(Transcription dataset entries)

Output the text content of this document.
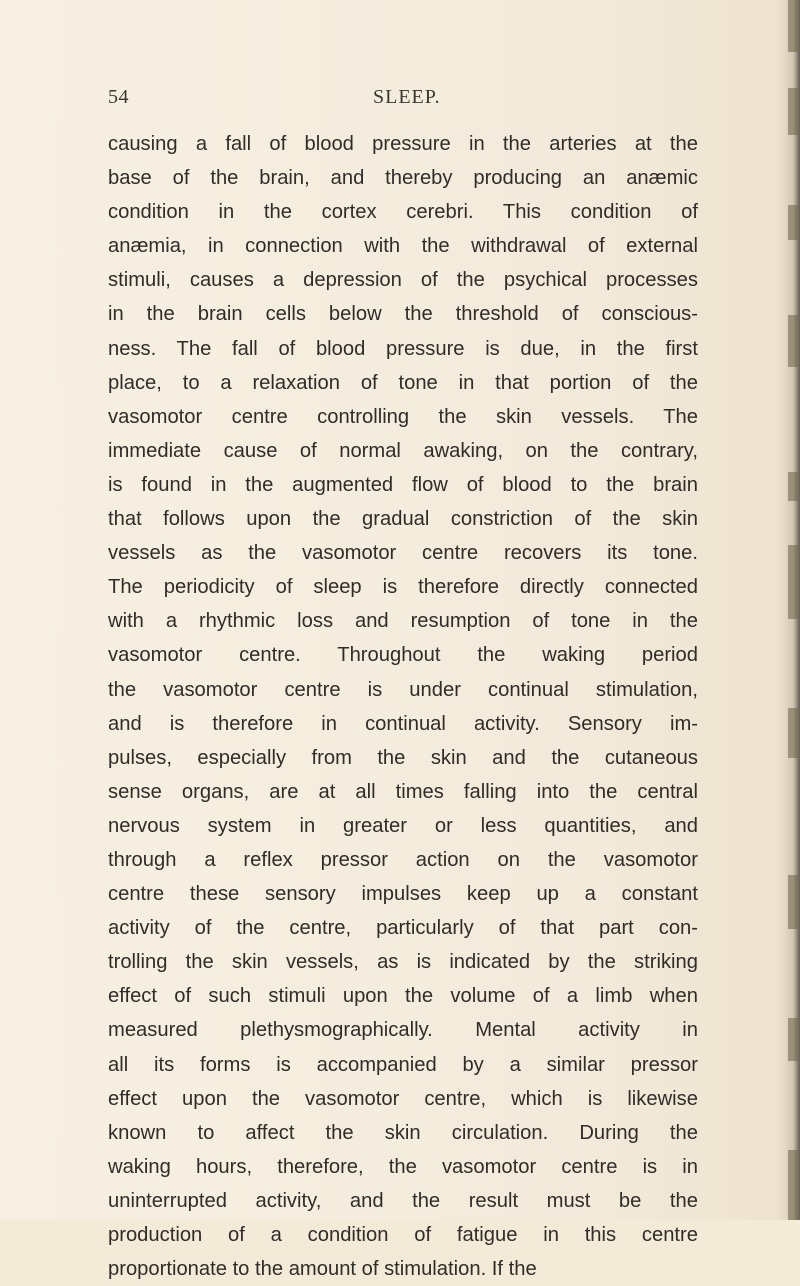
54	SLEEP.
causing a fall of blood pressure in the arteries at the
base of the brain, and thereby producing an anæmic
condition in the cortex cerebri. This condition of
anæmia, in connection with the withdrawal of external
stimuli, causes a depression of the psychical processes
in the brain cells below the threshold of conscious-
ness. The fall of blood pressure is due, in the first
place, to a relaxation of tone in that portion of the
vasomotor centre controlling the skin vessels. The
immediate cause of normal awaking, on the contrary,
is found in the augmented flow of blood to the brain
that follows upon the gradual constriction of the skin
vessels as the vasomotor centre recovers its tone.
The periodicity of sleep is therefore directly connected
with a rhythmic loss and resumption of tone in the
vasomotor centre. Throughout the waking period
the vasomotor centre is under continual stimulation,
and is therefore in continual activity. Sensory im-
pulses, especially from the skin and the cutaneous
sense organs, are at all times falling into the central
nervous system in greater or less quantities, and
through a reflex pressor action on the vasomotor
centre these sensory impulses keep up a constant
activity of the centre, particularly of that part con-
trolling the skin vessels, as is indicated by the striking
effect of such stimuli upon the volume of a limb when
measured plethysmographically. Mental activity in
all its forms is accompanied by a similar pressor
effect upon the vasomotor centre, which is likewise
known to affect the skin circulation. During the
waking hours, therefore, the vasomotor centre is in
uninterrupted activity, and the result must be the
production of a condition of fatigue in this centre
proportionate to the amount of stimulation. If the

▶ [Exercise brief] Go through the records above. Copy each line in which the string "skin" appears.

▶ [Response to the task]
vasomotor centre controlling the skin vessels. The
that follows upon the gradual constriction of the skin
pulses, especially from the skin and the cutaneous
trolling the skin vessels, as is indicated by the striking
known to affect the skin circulation. During the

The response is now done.